Stored dataset items
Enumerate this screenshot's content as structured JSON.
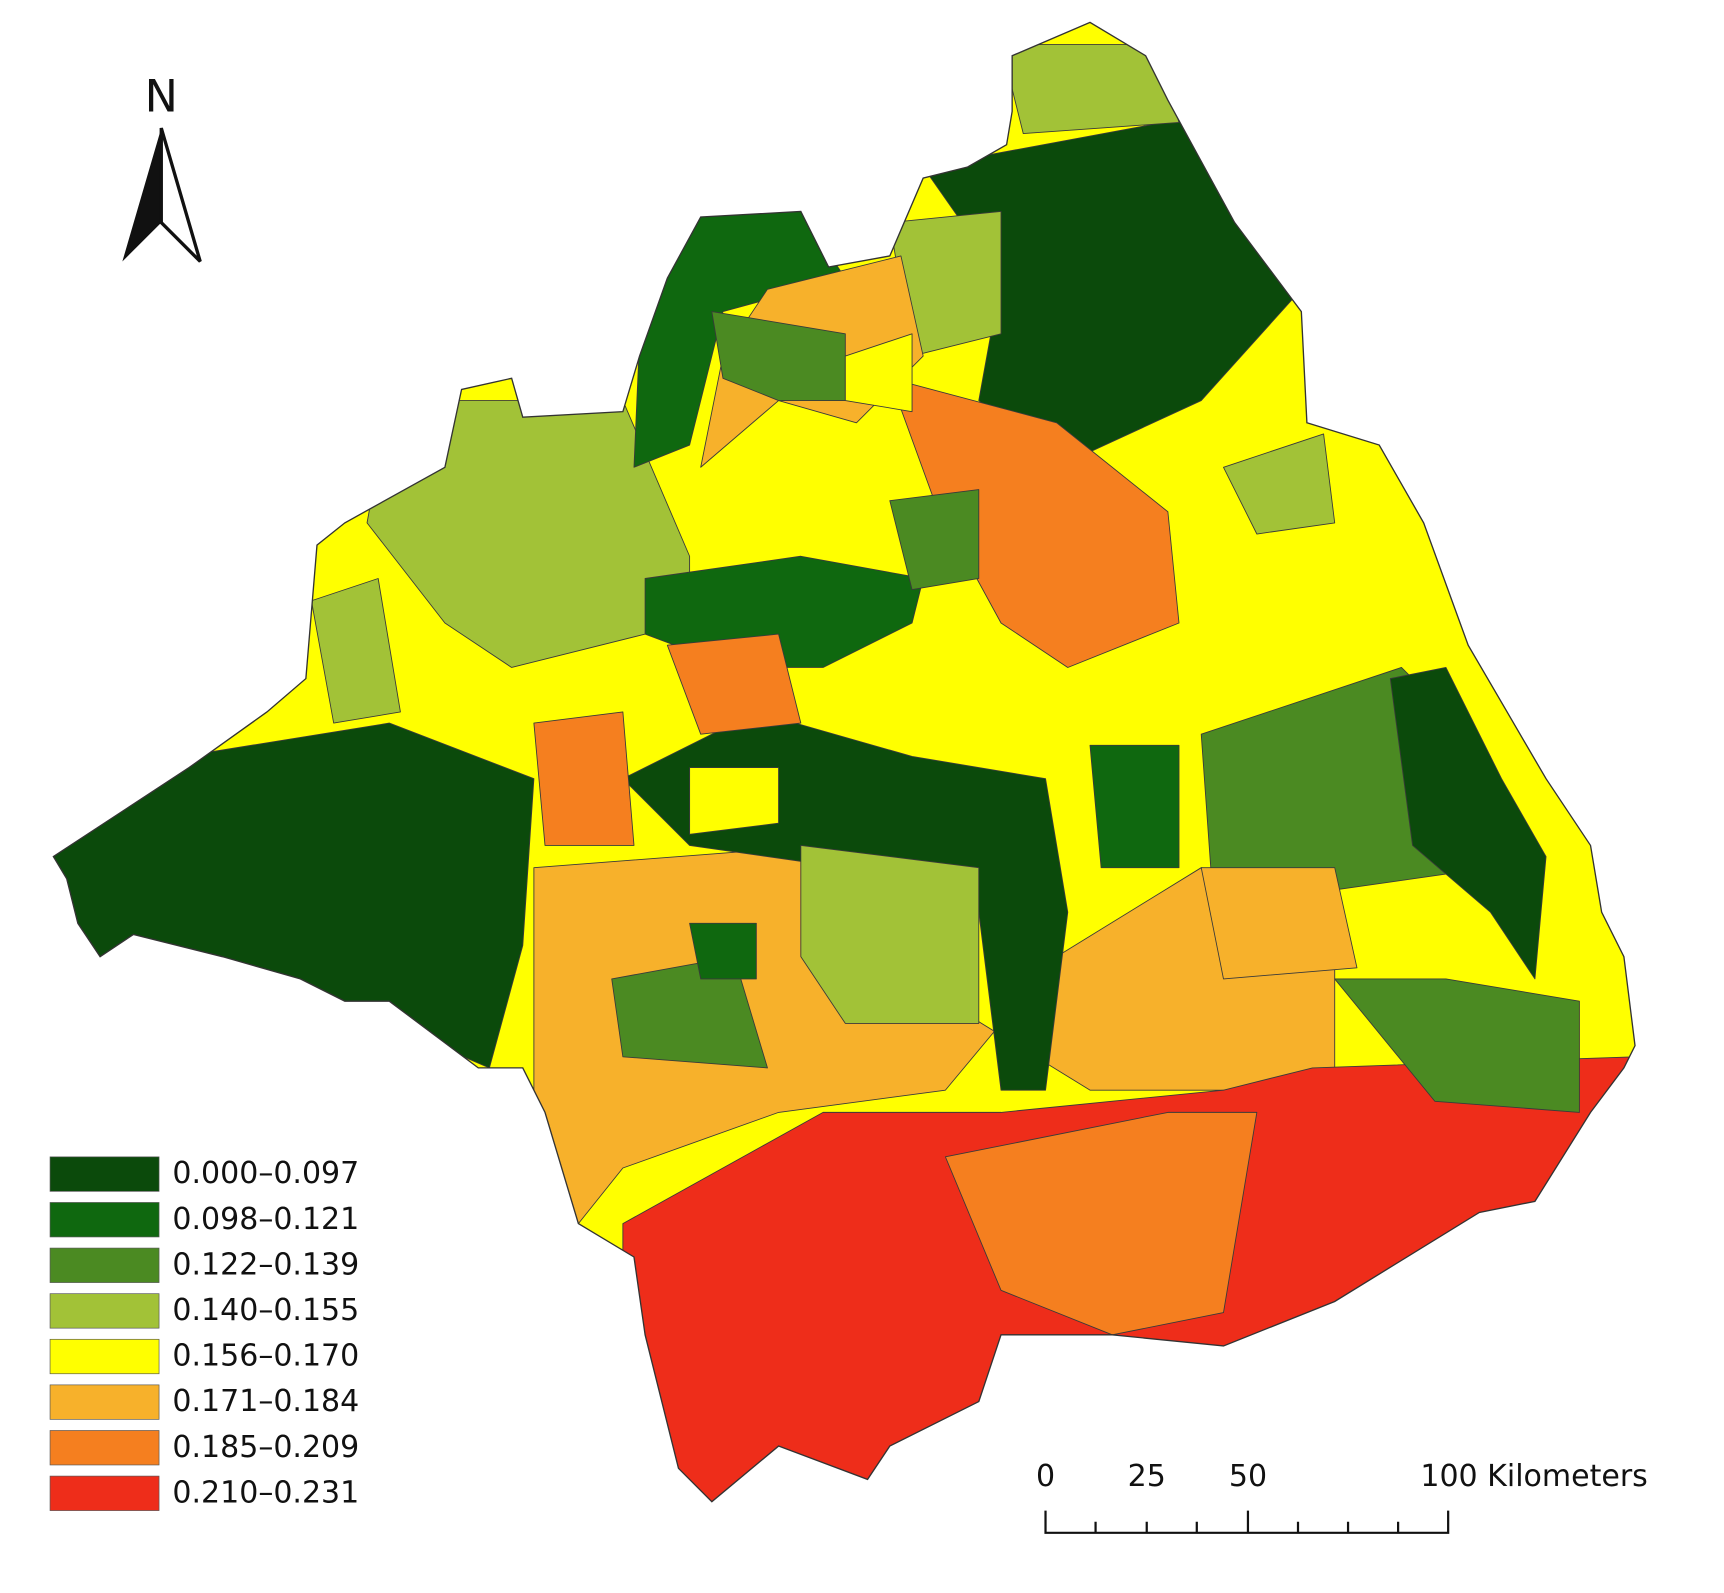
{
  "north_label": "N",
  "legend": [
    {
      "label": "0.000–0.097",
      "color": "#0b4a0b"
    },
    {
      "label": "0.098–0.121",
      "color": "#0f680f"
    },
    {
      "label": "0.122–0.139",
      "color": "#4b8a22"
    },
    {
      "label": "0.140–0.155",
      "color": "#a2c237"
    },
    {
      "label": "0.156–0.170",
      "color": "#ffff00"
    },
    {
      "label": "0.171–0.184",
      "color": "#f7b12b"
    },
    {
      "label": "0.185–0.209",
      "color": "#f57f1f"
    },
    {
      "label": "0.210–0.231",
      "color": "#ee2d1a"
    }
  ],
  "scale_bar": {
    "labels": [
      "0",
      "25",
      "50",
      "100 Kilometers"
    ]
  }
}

Task statement
From the entries above, output every line exactly and omit any image.

Answer below
Enumerate this screenshot's content as structured JSON.
{
  "north_label": "N",
  "legend": [
    {
      "label": "0.000–0.097",
      "color": "#0b4a0b"
    },
    {
      "label": "0.098–0.121",
      "color": "#0f680f"
    },
    {
      "label": "0.122–0.139",
      "color": "#4b8a22"
    },
    {
      "label": "0.140–0.155",
      "color": "#a2c237"
    },
    {
      "label": "0.156–0.170",
      "color": "#ffff00"
    },
    {
      "label": "0.171–0.184",
      "color": "#f7b12b"
    },
    {
      "label": "0.185–0.209",
      "color": "#f57f1f"
    },
    {
      "label": "0.210–0.231",
      "color": "#ee2d1a"
    }
  ],
  "scale_bar": {
    "labels": [
      "0",
      "25",
      "50",
      "100 Kilometers"
    ]
  }
}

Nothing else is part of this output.